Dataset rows
╭──
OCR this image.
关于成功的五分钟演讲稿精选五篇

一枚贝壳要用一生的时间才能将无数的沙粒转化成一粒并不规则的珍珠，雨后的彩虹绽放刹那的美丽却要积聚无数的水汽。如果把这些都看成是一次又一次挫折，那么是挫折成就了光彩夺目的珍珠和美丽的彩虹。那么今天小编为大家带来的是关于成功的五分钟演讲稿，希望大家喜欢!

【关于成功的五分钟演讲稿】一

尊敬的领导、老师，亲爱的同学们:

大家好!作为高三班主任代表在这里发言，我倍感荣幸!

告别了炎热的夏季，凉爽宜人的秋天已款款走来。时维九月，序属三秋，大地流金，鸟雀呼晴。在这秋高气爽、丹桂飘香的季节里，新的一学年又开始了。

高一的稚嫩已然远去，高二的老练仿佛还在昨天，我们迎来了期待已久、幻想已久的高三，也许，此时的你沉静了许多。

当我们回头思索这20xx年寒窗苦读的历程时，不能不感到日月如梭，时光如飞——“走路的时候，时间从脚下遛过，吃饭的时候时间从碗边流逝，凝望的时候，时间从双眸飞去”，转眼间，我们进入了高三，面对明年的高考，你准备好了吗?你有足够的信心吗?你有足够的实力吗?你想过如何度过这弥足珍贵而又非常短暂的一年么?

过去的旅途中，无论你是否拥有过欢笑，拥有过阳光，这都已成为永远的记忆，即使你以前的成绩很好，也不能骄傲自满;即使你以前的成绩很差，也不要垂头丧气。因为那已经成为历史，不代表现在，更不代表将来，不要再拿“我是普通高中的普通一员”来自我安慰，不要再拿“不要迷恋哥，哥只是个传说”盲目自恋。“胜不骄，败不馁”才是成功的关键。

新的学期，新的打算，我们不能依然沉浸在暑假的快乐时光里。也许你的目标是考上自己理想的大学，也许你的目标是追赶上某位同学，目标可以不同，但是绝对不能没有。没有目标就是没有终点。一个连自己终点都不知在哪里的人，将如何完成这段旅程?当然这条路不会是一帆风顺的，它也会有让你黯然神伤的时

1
╰──
## Objective
Type out the whole listing above again, exactly as it stands.

## Correct output
OCR this image.
关于成功的五分钟演讲稿精选五篇

一枚贝壳要用一生的时间才能将无数的沙粒转化成一粒并不规则的珍珠，雨后的彩虹绽放刹那的美丽却要积聚无数的水汽。如果把这些都看成是一次又一次挫折，那么是挫折成就了光彩夺目的珍珠和美丽的彩虹。那么今天小编为大家带来的是关于成功的五分钟演讲稿，希望大家喜欢!

【关于成功的五分钟演讲稿】一

尊敬的领导、老师，亲爱的同学们:

大家好!作为高三班主任代表在这里发言，我倍感荣幸!

告别了炎热的夏季，凉爽宜人的秋天已款款走来。时维九月，序属三秋，大地流金，鸟雀呼晴。在这秋高气爽、丹桂飘香的季节里，新的一学年又开始了。

高一的稚嫩已然远去，高二的老练仿佛还在昨天，我们迎来了期待已久、幻想已久的高三，也许，此时的你沉静了许多。

当我们回头思索这20xx年寒窗苦读的历程时，不能不感到日月如梭，时光如飞——“走路的时候，时间从脚下遛过，吃饭的时候时间从碗边流逝，凝望的时候，时间从双眸飞去”，转眼间，我们进入了高三，面对明年的高考，你准备好了吗?你有足够的信心吗?你有足够的实力吗?你想过如何度过这弥足珍贵而又非常短暂的一年么?

过去的旅途中，无论你是否拥有过欢笑，拥有过阳光，这都已成为永远的记忆，即使你以前的成绩很好，也不能骄傲自满;即使你以前的成绩很差，也不要垂头丧气。因为那已经成为历史，不代表现在，更不代表将来，不要再拿“我是普通高中的普通一员”来自我安慰，不要再拿“不要迷恋哥，哥只是个传说”盲目自恋。“胜不骄，败不馁”才是成功的关键。

新的学期，新的打算，我们不能依然沉浸在暑假的快乐时光里。也许你的目标是考上自己理想的大学，也许你的目标是追赶上某位同学，目标可以不同，但是绝对不能没有。没有目标就是没有终点。一个连自己终点都不知在哪里的人，将如何完成这段旅程?当然这条路不会是一帆风顺的，它也会有让你黯然神伤的时

1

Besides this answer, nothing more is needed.